* EXERCISE *
Using the listing below, please gather every line containing the word "Answer".
--- Begin RECORDED INFORMATION ---
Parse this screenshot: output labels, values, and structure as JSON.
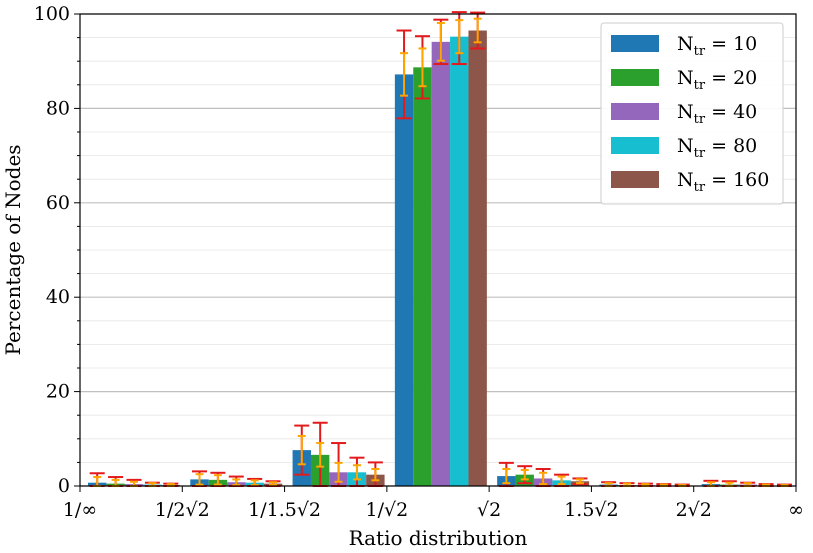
{
  "chart_data": {
    "type": "bar",
    "title": "",
    "xlabel": "Ratio distribution",
    "ylabel": "Percentage of Nodes",
    "ylim": [
      0,
      100
    ],
    "y_ticks": [
      0,
      20,
      40,
      60,
      80,
      100
    ],
    "x_tick_labels": [
      "1/∞",
      "1/2√2",
      "1/1.5√2",
      "1/√2",
      "√2",
      "1.5√2",
      "2√2",
      "∞"
    ],
    "grid": "horizontal",
    "legend_position": "top-right",
    "series": [
      {
        "name": "N_tr = 10",
        "legend_main": "N",
        "legend_sub": "tr",
        "legend_value": "= 10",
        "color": "#1f77b4",
        "values": [
          0.7,
          1.4,
          7.6,
          87.2,
          2.1,
          0.3,
          0.4
        ],
        "error_outer": [
          2.0,
          1.7,
          5.2,
          9.3,
          2.8,
          0.5,
          0.7
        ],
        "error_inner": [
          1.2,
          1.1,
          3.0,
          4.5,
          1.5,
          0.3,
          0.4
        ]
      },
      {
        "name": "N_tr = 20",
        "legend_main": "N",
        "legend_sub": "tr",
        "legend_value": "= 20",
        "color": "#2ca02c",
        "values": [
          0.5,
          1.3,
          6.6,
          88.7,
          2.4,
          0.2,
          0.3
        ],
        "error_outer": [
          1.4,
          1.5,
          6.8,
          6.6,
          1.8,
          0.4,
          0.7
        ],
        "error_inner": [
          0.8,
          1.0,
          2.5,
          4.0,
          1.0,
          0.3,
          0.4
        ]
      },
      {
        "name": "N_tr = 40",
        "legend_main": "N",
        "legend_sub": "tr",
        "legend_value": "= 40",
        "color": "#9467bd",
        "values": [
          0.4,
          0.8,
          2.9,
          94.1,
          1.6,
          0.2,
          0.3
        ],
        "error_outer": [
          0.9,
          1.2,
          6.2,
          4.7,
          2.0,
          0.3,
          0.4
        ],
        "error_inner": [
          0.5,
          0.6,
          2.0,
          4.0,
          1.2,
          0.2,
          0.3
        ]
      },
      {
        "name": "N_tr = 80",
        "legend_main": "N",
        "legend_sub": "tr",
        "legend_value": "= 80",
        "color": "#17becf",
        "values": [
          0.3,
          0.7,
          2.9,
          95.2,
          1.2,
          0.1,
          0.1
        ],
        "error_outer": [
          0.4,
          0.8,
          3.1,
          5.8,
          1.2,
          0.3,
          0.3
        ],
        "error_inner": [
          0.3,
          0.5,
          1.5,
          3.5,
          0.8,
          0.2,
          0.2
        ]
      },
      {
        "name": "N_tr = 160",
        "legend_main": "N",
        "legend_sub": "tr",
        "legend_value": "= 160",
        "color": "#8c564b",
        "values": [
          0.2,
          0.5,
          2.4,
          96.5,
          1.0,
          0.1,
          0.1
        ],
        "error_outer": [
          0.3,
          0.5,
          2.6,
          3.8,
          0.6,
          0.2,
          0.2
        ],
        "error_inner": [
          0.2,
          0.3,
          1.2,
          2.5,
          0.4,
          0.1,
          0.1
        ]
      }
    ],
    "error_colors": {
      "outer": "#e31a1c",
      "inner": "#ffa500"
    }
  }
}
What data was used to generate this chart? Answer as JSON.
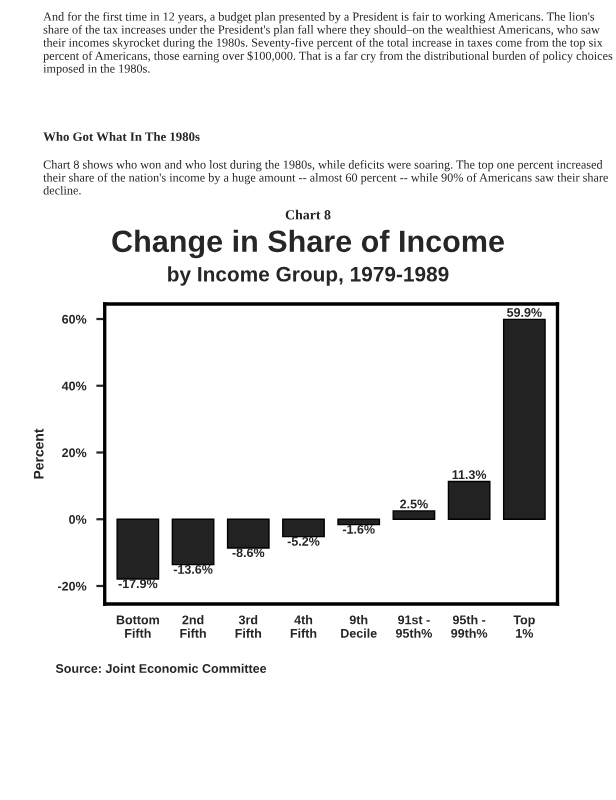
{
  "chart_data": {
    "type": "bar",
    "title": "Change in Share of Income",
    "subtitle": "by Income Group, 1979-1989",
    "ylabel": "Percent",
    "annotations": [
      "And for the first time in 12 years, a budget plan presented by a President is fair to working Americans. The lion's share of the tax increases under the President's plan fall where they should–on the wealthiest Americans, who saw their incomes skyrocket during the 1980s. Seventy-five percent of the total increase in taxes come from the top six percent of Americans, those earning over $100,000. That is a far cry from the distributional burden of policy choices imposed in the 1980s.",
      "Who Got What In The 1980s",
      "Chart 8 shows who won and who lost during the 1980s, while deficits were soaring. The top one percent increased their share of the nation's income by a huge amount -- almost 60 percent -- while 90% of Americans saw their share decline.",
      "Chart 8",
      "Source: Joint Economic Committee"
    ],
    "categories": [
      "Bottom\nFifth",
      "2nd\nFifth",
      "3rd\nFifth",
      "4th\nFifth",
      "9th\nDecile",
      "91st -\n95th%",
      "95th -\n99th%",
      "Top\n1%"
    ],
    "values": [
      -17.9,
      -13.6,
      -8.6,
      -5.2,
      -1.6,
      2.5,
      11.3,
      59.9
    ],
    "value_labels": [
      "-17.9%",
      "-13.6%",
      "-8.6%",
      "-5.2%",
      "-1.6%",
      "2.5%",
      "11.3%",
      "59.9%"
    ],
    "color": "#222222",
    "ylim": [
      -25.4,
      64.5
    ],
    "yticks": [
      {
        "value": -20,
        "label": "-20%"
      },
      {
        "value": 0,
        "label": "0%"
      },
      {
        "value": 20,
        "label": "20%"
      },
      {
        "value": 40,
        "label": "40%"
      },
      {
        "value": 60,
        "label": "60%"
      }
    ],
    "grid": false,
    "legend": false
  }
}
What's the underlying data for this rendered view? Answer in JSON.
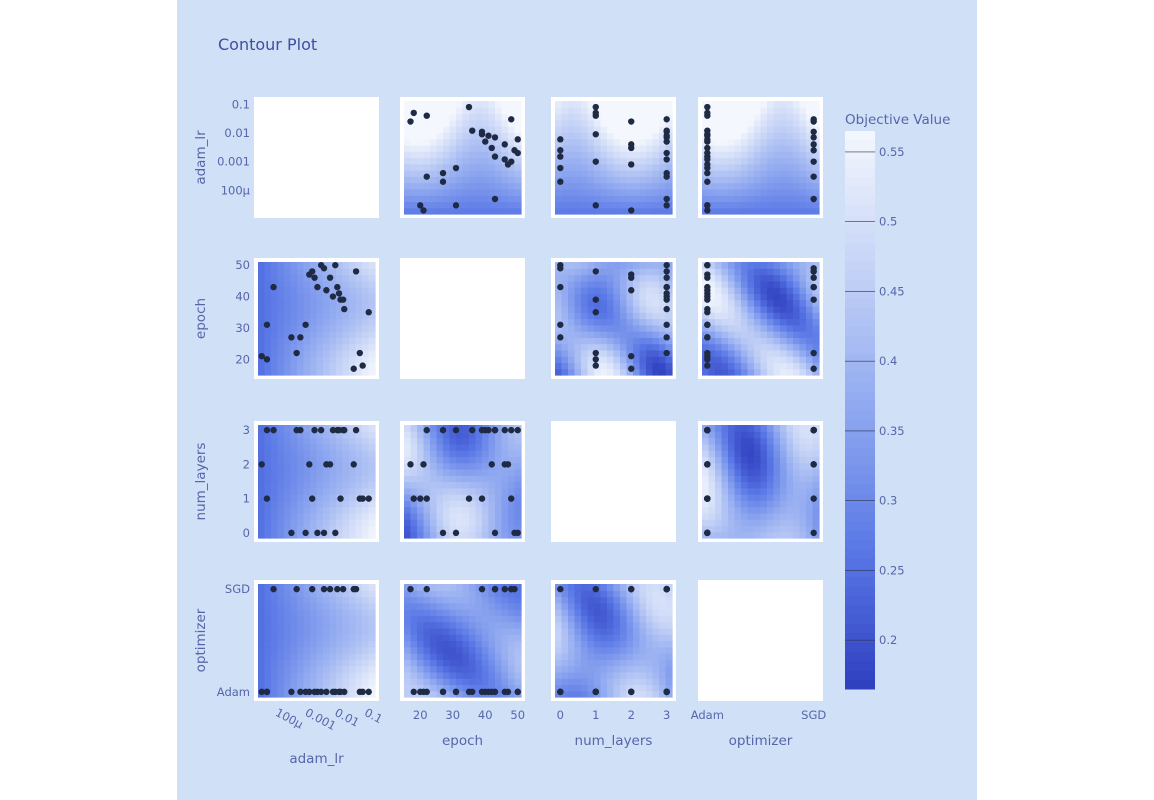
{
  "chart_data": {
    "type": "contour",
    "title": "Contour Plot",
    "params": [
      "adam_lr",
      "epoch",
      "num_layers",
      "optimizer"
    ],
    "axes": {
      "adam_lr": {
        "label": "adam_lr",
        "scale": "log",
        "range": [
          1.5e-05,
          0.13
        ],
        "ticks": [
          0.0001,
          0.001,
          0.01,
          0.1
        ],
        "tick_labels": [
          "100μ",
          "0.001",
          "0.01",
          "0.1"
        ]
      },
      "epoch": {
        "label": "epoch",
        "scale": "linear",
        "range": [
          15,
          51
        ],
        "ticks": [
          20,
          30,
          40,
          50
        ],
        "tick_labels": [
          "20",
          "30",
          "40",
          "50"
        ]
      },
      "num_layers": {
        "label": "num_layers",
        "scale": "linear",
        "range": [
          -0.15,
          3.15
        ],
        "ticks": [
          0,
          1,
          2,
          3
        ],
        "tick_labels": [
          "0",
          "1",
          "2",
          "3"
        ]
      },
      "optimizer": {
        "label": "optimizer",
        "scale": "category",
        "range": [
          -0.05,
          1.05
        ],
        "ticks": [
          0,
          1
        ],
        "tick_labels": [
          "Adam",
          "SGD"
        ]
      }
    },
    "colorbar": {
      "title": "Objective Value",
      "range": [
        0.165,
        0.565
      ],
      "ticks": [
        0.2,
        0.25,
        0.3,
        0.35,
        0.4,
        0.45,
        0.5,
        0.55
      ],
      "tick_labels": [
        "0.2",
        "0.25",
        "0.3",
        "0.35",
        "0.4",
        "0.45",
        "0.5",
        "0.55"
      ],
      "colors": [
        "#2f3fbf",
        "#5a78e6",
        "#8fa8f0",
        "#c4d2f6",
        "#f4f7fd"
      ]
    },
    "trials": [
      {
        "adam_lr": 0.03,
        "epoch": 48,
        "num_layers": 3,
        "optimizer": "SGD"
      },
      {
        "adam_lr": 2e-05,
        "epoch": 21,
        "num_layers": 2,
        "optimizer": "Adam"
      },
      {
        "adam_lr": 3e-05,
        "epoch": 20,
        "num_layers": 1,
        "optimizer": "Adam"
      },
      {
        "adam_lr": 5e-05,
        "epoch": 43,
        "num_layers": 3,
        "optimizer": "SGD"
      },
      {
        "adam_lr": 0.0002,
        "epoch": 27,
        "num_layers": 0,
        "optimizer": "Adam"
      },
      {
        "adam_lr": 0.0004,
        "epoch": 27,
        "num_layers": 3,
        "optimizer": "Adam"
      },
      {
        "adam_lr": 0.0008,
        "epoch": 47,
        "num_layers": 2,
        "optimizer": "Adam"
      },
      {
        "adam_lr": 0.001,
        "epoch": 48,
        "num_layers": 1,
        "optimizer": "SGD"
      },
      {
        "adam_lr": 0.0015,
        "epoch": 43,
        "num_layers": 0,
        "optimizer": "Adam"
      },
      {
        "adam_lr": 0.002,
        "epoch": 50,
        "num_layers": 3,
        "optimizer": "Adam"
      },
      {
        "adam_lr": 0.004,
        "epoch": 46,
        "num_layers": 2,
        "optimizer": "SGD"
      },
      {
        "adam_lr": 0.005,
        "epoch": 40,
        "num_layers": 3,
        "optimizer": "Adam"
      },
      {
        "adam_lr": 0.006,
        "epoch": 50,
        "num_layers": 0,
        "optimizer": "Adam"
      },
      {
        "adam_lr": 0.007,
        "epoch": 43,
        "num_layers": 3,
        "optimizer": "SGD"
      },
      {
        "adam_lr": 0.008,
        "epoch": 41,
        "num_layers": 3,
        "optimizer": "Adam"
      },
      {
        "adam_lr": 0.009,
        "epoch": 39,
        "num_layers": 1,
        "optimizer": "Adam"
      },
      {
        "adam_lr": 0.011,
        "epoch": 39,
        "num_layers": 3,
        "optimizer": "SGD"
      },
      {
        "adam_lr": 0.04,
        "epoch": 22,
        "num_layers": 1,
        "optimizer": "Adam"
      },
      {
        "adam_lr": 0.05,
        "epoch": 18,
        "num_layers": 1,
        "optimizer": "Adam"
      },
      {
        "adam_lr": 0.08,
        "epoch": 35,
        "num_layers": 1,
        "optimizer": "Adam"
      },
      {
        "adam_lr": 0.025,
        "epoch": 17,
        "num_layers": 2,
        "optimizer": "SGD"
      },
      {
        "adam_lr": 0.0006,
        "epoch": 31,
        "num_layers": 0,
        "optimizer": "Adam"
      },
      {
        "adam_lr": 3e-05,
        "epoch": 31,
        "num_layers": 3,
        "optimizer": "Adam"
      },
      {
        "adam_lr": 0.0025,
        "epoch": 49,
        "num_layers": 0,
        "optimizer": "SGD"
      },
      {
        "adam_lr": 0.003,
        "epoch": 42,
        "num_layers": 2,
        "optimizer": "Adam"
      },
      {
        "adam_lr": 0.012,
        "epoch": 36,
        "num_layers": 3,
        "optimizer": "Adam"
      },
      {
        "adam_lr": 0.0003,
        "epoch": 22,
        "num_layers": 3,
        "optimizer": "SGD"
      },
      {
        "adam_lr": 0.0012,
        "epoch": 46,
        "num_layers": 3,
        "optimizer": "Adam"
      }
    ]
  }
}
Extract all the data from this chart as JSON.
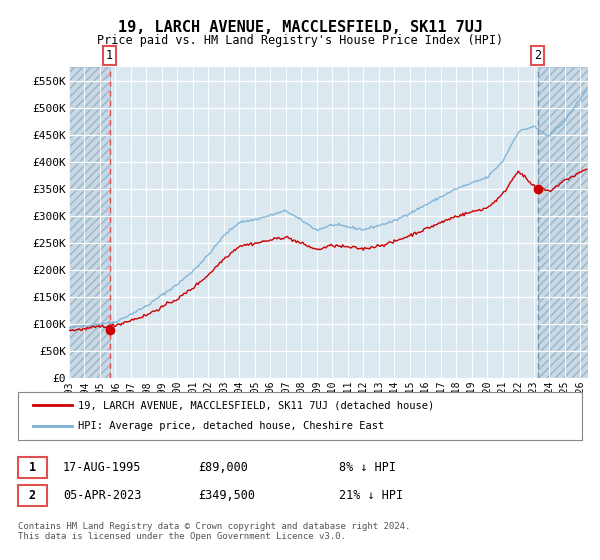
{
  "title": "19, LARCH AVENUE, MACCLESFIELD, SK11 7UJ",
  "subtitle": "Price paid vs. HM Land Registry's House Price Index (HPI)",
  "ylim": [
    0,
    575000
  ],
  "yticks": [
    0,
    50000,
    100000,
    150000,
    200000,
    250000,
    300000,
    350000,
    400000,
    450000,
    500000,
    550000
  ],
  "ytick_labels": [
    "£0",
    "£50K",
    "£100K",
    "£150K",
    "£200K",
    "£250K",
    "£300K",
    "£350K",
    "£400K",
    "£450K",
    "£500K",
    "£550K"
  ],
  "sale1_x": 1995.625,
  "sale1_price": 89000,
  "sale2_x": 2023.25,
  "sale2_price": 349500,
  "legend_line1": "19, LARCH AVENUE, MACCLESFIELD, SK11 7UJ (detached house)",
  "legend_line2": "HPI: Average price, detached house, Cheshire East",
  "footer": "Contains HM Land Registry data © Crown copyright and database right 2024.\nThis data is licensed under the Open Government Licence v3.0.",
  "sale_color": "#cc0000",
  "hpi_color": "#7ab0d4",
  "bg_plot_color": "#dce8f0",
  "bg_hatch_color": "#c8d8e4",
  "grid_color": "#b8ccd8",
  "dashed_red_color": "#e05050",
  "dashed_blue_color": "#7090b0",
  "xmin": 1993.0,
  "xmax": 2026.5
}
--- End RECORDED INFORMATION ---
* TASK SOLUTION *
What data was used to generate this chart? Answer as JSON.
What's the underlying data for this rendered view? Answer in JSON.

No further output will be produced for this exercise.